*Problem description*: Return the count of lines with the string "tutto" in them, and nothing else.

START Entries provided

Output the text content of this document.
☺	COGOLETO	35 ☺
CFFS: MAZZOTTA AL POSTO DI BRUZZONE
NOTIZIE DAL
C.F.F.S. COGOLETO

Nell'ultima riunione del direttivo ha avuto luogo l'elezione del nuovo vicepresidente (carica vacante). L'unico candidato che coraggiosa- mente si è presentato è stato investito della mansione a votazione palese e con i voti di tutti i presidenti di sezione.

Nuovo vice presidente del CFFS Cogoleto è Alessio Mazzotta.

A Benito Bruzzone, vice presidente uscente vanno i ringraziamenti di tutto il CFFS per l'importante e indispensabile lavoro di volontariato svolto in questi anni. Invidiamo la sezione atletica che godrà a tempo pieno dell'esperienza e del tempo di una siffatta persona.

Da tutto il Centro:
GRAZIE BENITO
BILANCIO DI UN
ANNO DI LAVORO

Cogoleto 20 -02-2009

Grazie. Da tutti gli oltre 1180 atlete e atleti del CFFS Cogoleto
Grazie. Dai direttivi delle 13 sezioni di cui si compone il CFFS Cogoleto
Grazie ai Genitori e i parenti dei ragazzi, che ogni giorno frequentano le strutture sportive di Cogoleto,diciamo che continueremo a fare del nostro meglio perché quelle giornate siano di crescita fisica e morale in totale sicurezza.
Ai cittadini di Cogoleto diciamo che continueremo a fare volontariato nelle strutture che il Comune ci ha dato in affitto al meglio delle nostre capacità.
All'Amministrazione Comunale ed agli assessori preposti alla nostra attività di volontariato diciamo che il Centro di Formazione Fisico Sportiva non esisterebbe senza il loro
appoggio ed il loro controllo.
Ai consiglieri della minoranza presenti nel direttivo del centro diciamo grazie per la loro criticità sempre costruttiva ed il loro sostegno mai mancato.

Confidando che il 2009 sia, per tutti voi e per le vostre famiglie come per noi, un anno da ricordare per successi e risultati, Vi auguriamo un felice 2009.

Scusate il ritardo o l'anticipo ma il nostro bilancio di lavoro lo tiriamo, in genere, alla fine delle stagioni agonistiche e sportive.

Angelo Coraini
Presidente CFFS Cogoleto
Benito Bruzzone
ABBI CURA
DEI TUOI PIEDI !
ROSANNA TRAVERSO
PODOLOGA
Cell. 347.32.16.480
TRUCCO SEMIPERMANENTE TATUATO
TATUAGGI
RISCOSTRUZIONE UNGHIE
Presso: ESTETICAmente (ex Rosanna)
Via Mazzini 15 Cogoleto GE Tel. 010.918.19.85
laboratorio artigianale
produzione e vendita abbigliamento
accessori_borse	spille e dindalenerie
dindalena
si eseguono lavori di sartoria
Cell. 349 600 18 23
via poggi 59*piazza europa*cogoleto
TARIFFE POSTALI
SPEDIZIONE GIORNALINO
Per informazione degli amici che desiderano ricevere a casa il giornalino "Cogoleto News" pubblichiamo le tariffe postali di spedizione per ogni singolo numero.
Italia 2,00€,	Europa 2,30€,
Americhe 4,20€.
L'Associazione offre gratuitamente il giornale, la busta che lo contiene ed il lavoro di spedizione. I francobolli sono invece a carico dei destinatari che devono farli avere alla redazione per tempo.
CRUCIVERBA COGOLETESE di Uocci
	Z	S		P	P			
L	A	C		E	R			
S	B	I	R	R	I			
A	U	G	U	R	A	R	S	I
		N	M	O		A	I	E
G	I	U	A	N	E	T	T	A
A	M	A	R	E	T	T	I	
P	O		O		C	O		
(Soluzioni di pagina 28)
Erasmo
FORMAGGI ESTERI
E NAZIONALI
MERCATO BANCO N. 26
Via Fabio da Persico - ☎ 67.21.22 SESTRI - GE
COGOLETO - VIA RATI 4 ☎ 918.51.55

END Entries provided

*Answer to this exercise*: 2